• [What the task requires]: Write the material out again, line by line, exactly as it is.

• [Extracted material]:

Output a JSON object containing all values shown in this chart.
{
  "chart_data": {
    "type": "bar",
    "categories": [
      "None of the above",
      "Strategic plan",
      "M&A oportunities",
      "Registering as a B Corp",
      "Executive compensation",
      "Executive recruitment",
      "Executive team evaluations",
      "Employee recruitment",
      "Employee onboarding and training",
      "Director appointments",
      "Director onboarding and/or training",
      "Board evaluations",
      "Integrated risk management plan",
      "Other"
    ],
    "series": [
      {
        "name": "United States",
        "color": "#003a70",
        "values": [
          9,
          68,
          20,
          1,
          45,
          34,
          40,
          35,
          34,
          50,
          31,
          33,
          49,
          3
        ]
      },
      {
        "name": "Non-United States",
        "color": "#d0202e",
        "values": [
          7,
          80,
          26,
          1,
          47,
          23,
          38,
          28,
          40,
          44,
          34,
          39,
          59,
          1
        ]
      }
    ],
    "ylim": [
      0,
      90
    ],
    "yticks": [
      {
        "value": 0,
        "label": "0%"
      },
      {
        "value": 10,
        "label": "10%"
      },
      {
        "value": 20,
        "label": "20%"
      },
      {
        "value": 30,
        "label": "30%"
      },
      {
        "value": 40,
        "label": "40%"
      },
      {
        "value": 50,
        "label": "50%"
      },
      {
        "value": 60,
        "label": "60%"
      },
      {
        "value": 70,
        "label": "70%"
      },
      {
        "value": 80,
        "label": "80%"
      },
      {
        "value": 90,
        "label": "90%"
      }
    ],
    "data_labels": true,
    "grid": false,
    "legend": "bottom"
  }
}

• [Finished task]:
Output a JSON object containing all values shown in this chart.
{
  "chart_data": {
    "type": "bar",
    "categories": [
      "None of the above",
      "Strategic plan",
      "M&A oportunities",
      "Registering as a B Corp",
      "Executive compensation",
      "Executive recruitment",
      "Executive team evaluations",
      "Employee recruitment",
      "Employee onboarding and training",
      "Director appointments",
      "Director onboarding and/or training",
      "Board evaluations",
      "Integrated risk management plan",
      "Other"
    ],
    "series": [
      {
        "name": "United States",
        "color": "#003a70",
        "values": [
          9,
          68,
          20,
          1,
          45,
          34,
          40,
          35,
          34,
          50,
          31,
          33,
          49,
          3
        ]
      },
      {
        "name": "Non-United States",
        "color": "#d0202e",
        "values": [
          7,
          80,
          26,
          1,
          47,
          23,
          38,
          28,
          40,
          44,
          34,
          39,
          59,
          1
        ]
      }
    ],
    "ylim": [
      0,
      90
    ],
    "yticks": [
      {
        "value": 0,
        "label": "0%"
      },
      {
        "value": 10,
        "label": "10%"
      },
      {
        "value": 20,
        "label": "20%"
      },
      {
        "value": 30,
        "label": "30%"
      },
      {
        "value": 40,
        "label": "40%"
      },
      {
        "value": 50,
        "label": "50%"
      },
      {
        "value": 60,
        "label": "60%"
      },
      {
        "value": 70,
        "label": "70%"
      },
      {
        "value": 80,
        "label": "80%"
      },
      {
        "value": 90,
        "label": "90%"
      }
    ],
    "data_labels": true,
    "grid": false,
    "legend": "bottom"
  }
}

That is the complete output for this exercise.